§ Your task
Reproduce all of the data below line for line, without any alteration, and omit the pictures from your reproduction.

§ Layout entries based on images
+++
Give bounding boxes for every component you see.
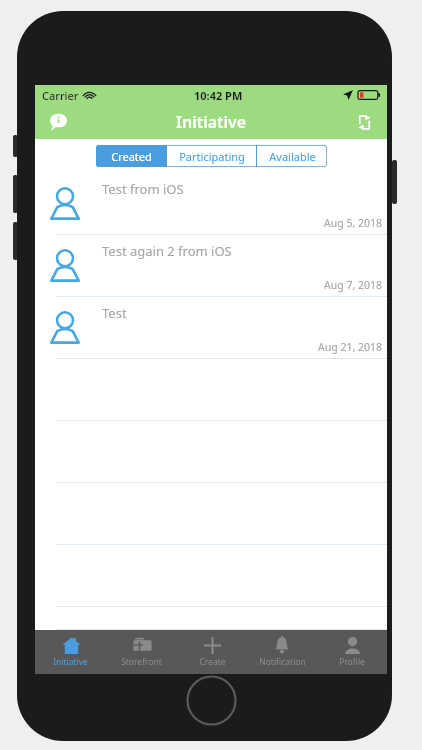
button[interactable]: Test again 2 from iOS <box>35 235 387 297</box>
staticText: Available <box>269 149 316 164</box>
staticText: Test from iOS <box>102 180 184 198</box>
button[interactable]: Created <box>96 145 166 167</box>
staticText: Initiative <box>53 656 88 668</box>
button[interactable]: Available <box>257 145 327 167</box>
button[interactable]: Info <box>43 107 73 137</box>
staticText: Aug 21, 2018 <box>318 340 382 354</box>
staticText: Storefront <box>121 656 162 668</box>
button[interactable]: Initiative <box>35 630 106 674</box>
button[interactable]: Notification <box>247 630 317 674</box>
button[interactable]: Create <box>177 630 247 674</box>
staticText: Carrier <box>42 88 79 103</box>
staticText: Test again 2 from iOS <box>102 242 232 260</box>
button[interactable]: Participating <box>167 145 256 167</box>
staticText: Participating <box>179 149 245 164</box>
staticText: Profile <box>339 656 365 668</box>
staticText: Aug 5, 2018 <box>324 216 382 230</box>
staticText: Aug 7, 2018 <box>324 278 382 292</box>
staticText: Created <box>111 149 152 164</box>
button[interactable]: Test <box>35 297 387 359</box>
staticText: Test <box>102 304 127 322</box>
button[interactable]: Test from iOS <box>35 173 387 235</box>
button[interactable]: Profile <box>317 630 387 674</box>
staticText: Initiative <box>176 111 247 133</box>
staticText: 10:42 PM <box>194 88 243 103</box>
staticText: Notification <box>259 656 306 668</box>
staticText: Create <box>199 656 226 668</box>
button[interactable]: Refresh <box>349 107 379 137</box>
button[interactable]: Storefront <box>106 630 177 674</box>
+++
§ Task output
Give bounding boxes for every component you see.
button[interactable]: Test again 2 from iOS <box>35 235 387 297</box>
staticText: Available <box>269 149 316 164</box>
staticText: Test from iOS <box>102 180 184 198</box>
button[interactable]: Created <box>96 145 166 167</box>
staticText: Initiative <box>53 656 88 668</box>
button[interactable]: Available <box>257 145 327 167</box>
button[interactable]: Info <box>43 107 73 137</box>
staticText: Aug 21, 2018 <box>318 340 382 354</box>
staticText: Storefront <box>121 656 162 668</box>
button[interactable]: Initiative <box>35 630 106 674</box>
button[interactable]: Notification <box>247 630 317 674</box>
button[interactable]: Create <box>177 630 247 674</box>
staticText: Carrier <box>42 88 79 103</box>
staticText: Test again 2 from iOS <box>102 242 232 260</box>
button[interactable]: Participating <box>167 145 256 167</box>
staticText: Participating <box>179 149 245 164</box>
staticText: Profile <box>339 656 365 668</box>
staticText: Aug 5, 2018 <box>324 216 382 230</box>
staticText: Aug 7, 2018 <box>324 278 382 292</box>
staticText: Created <box>111 149 152 164</box>
button[interactable]: Test <box>35 297 387 359</box>
staticText: Test <box>102 304 127 322</box>
button[interactable]: Test from iOS <box>35 173 387 235</box>
button[interactable]: Profile <box>317 630 387 674</box>
staticText: Initiative <box>176 111 247 133</box>
staticText: 10:42 PM <box>194 88 243 103</box>
staticText: Notification <box>259 656 306 668</box>
staticText: Create <box>199 656 226 668</box>
button[interactable]: Refresh <box>349 107 379 137</box>
button[interactable]: Storefront <box>106 630 177 674</box>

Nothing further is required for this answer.